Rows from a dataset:
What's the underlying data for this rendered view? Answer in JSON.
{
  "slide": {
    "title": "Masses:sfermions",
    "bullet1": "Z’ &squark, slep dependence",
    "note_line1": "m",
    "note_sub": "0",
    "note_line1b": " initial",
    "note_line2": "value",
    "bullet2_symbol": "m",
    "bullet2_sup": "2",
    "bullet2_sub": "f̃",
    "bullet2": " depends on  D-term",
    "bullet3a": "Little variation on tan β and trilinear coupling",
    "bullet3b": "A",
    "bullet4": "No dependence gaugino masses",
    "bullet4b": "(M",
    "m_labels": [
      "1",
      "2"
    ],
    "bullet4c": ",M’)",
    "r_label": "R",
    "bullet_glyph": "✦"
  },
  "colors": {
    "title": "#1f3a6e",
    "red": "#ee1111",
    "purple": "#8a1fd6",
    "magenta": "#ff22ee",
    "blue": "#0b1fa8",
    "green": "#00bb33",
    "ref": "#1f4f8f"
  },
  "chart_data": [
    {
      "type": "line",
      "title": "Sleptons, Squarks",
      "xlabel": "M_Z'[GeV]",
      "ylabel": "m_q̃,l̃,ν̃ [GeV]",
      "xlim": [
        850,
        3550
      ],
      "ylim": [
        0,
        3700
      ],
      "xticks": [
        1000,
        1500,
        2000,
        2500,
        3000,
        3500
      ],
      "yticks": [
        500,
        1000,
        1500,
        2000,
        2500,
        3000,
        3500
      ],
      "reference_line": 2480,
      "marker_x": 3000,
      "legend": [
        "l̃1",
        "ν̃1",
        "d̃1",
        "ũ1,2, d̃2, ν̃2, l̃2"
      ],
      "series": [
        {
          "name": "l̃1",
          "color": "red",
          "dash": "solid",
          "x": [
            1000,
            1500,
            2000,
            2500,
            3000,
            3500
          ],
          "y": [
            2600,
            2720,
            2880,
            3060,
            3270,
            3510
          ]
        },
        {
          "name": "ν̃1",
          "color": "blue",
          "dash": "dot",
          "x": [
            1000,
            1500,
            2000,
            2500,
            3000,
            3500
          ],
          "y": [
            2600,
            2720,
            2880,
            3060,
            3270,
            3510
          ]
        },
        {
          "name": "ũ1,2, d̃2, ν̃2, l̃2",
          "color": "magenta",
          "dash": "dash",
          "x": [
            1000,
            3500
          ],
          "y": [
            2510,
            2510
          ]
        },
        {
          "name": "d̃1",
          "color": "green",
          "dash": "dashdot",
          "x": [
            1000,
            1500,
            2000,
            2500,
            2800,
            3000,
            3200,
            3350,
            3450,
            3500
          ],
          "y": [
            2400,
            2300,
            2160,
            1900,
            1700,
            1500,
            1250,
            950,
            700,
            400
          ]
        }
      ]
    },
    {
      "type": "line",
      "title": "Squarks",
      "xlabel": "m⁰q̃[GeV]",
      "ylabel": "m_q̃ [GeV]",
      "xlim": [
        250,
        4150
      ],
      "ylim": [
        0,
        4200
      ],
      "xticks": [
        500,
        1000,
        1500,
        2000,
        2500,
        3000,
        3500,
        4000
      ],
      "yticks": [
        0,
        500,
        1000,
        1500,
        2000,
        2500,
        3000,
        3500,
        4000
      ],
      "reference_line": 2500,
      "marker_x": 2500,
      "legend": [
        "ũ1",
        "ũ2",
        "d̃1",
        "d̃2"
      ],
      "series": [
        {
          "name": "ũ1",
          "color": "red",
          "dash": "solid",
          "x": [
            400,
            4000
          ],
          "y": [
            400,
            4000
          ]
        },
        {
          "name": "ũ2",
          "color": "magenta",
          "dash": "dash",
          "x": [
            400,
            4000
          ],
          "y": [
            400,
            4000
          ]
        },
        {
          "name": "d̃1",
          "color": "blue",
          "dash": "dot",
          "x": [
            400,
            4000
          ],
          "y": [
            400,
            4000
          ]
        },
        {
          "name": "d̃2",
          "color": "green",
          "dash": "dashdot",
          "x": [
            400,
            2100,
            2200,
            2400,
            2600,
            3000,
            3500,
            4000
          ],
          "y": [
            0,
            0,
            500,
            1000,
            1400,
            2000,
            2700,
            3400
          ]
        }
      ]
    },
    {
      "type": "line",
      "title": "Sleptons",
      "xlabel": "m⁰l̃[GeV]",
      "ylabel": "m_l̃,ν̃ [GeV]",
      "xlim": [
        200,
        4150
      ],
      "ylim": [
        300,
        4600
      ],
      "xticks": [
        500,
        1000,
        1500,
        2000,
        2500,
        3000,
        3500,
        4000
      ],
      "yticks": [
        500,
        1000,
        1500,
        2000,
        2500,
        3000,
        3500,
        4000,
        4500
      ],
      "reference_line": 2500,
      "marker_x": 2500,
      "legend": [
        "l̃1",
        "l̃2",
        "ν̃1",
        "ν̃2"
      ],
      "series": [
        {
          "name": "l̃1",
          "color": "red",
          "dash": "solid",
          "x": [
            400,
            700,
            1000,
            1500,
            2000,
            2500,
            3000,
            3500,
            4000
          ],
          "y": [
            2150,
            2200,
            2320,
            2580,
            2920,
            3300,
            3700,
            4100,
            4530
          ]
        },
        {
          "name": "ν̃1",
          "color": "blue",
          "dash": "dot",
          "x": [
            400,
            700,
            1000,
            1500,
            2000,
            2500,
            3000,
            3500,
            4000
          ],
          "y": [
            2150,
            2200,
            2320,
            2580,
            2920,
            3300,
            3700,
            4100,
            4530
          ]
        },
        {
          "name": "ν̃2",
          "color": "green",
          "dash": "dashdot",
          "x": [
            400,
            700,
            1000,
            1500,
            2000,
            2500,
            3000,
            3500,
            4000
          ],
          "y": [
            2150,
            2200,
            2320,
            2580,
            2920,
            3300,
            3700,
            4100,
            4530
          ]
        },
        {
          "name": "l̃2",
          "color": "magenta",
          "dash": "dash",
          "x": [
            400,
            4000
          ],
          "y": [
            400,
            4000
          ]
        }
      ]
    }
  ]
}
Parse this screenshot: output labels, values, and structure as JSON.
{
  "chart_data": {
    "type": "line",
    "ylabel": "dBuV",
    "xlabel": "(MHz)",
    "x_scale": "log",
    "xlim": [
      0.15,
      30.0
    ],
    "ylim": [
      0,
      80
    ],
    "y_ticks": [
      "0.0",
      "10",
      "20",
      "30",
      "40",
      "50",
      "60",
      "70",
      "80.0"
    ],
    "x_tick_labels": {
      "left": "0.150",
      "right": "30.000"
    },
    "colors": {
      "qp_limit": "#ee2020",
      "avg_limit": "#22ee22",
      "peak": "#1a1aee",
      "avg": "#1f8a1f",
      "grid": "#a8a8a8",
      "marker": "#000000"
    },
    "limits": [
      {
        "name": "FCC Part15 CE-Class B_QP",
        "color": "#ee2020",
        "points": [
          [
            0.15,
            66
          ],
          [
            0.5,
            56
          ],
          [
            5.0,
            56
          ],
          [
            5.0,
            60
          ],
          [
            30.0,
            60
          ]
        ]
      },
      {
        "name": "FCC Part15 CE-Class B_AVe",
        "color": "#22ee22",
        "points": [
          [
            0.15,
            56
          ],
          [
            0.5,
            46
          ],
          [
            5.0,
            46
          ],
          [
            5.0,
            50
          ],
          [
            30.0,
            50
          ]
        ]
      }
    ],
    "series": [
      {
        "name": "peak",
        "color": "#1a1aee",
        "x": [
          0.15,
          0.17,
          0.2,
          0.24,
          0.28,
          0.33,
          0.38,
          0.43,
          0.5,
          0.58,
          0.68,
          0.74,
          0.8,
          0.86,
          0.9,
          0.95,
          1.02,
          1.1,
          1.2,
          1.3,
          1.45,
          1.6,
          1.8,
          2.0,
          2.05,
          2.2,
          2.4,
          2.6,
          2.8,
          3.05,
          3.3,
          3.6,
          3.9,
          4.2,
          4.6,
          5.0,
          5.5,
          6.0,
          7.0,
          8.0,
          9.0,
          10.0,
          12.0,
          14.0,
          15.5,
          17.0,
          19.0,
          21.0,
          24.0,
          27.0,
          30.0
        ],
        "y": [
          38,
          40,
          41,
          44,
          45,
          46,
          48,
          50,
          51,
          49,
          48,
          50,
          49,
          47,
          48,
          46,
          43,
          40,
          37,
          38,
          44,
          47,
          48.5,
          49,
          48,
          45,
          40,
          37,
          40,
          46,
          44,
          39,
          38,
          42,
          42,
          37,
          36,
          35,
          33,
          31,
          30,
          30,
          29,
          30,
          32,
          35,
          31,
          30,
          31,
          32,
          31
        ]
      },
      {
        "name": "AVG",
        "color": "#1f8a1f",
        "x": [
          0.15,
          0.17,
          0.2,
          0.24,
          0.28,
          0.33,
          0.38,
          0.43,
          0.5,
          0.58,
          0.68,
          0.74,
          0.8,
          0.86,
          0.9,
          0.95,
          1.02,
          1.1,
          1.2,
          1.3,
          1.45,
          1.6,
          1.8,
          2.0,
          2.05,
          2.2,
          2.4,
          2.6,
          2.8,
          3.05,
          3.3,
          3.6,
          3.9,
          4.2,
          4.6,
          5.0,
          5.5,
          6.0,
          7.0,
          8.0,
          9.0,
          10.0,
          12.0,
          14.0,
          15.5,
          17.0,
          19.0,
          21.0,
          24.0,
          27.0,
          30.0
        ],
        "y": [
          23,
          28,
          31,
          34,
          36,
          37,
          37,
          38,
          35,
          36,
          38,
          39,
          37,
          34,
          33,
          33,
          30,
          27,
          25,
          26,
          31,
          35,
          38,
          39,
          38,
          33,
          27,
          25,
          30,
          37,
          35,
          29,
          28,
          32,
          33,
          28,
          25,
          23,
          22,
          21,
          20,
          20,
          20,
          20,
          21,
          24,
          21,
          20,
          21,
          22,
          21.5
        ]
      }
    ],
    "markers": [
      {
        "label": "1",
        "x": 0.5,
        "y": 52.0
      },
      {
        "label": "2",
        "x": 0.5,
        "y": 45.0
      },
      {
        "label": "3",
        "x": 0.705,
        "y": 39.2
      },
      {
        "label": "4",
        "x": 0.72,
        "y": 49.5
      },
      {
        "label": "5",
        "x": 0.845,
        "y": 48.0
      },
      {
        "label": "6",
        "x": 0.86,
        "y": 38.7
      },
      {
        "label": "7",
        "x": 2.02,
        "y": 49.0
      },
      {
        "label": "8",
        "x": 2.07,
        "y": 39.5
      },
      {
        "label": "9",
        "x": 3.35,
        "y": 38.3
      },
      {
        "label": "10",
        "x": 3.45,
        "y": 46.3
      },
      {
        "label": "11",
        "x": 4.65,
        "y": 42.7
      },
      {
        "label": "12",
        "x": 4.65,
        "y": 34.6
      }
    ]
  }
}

Your objective: Tally the lines of the records holding the word "xlabel", then give only the resulting number.

Output of the task: 4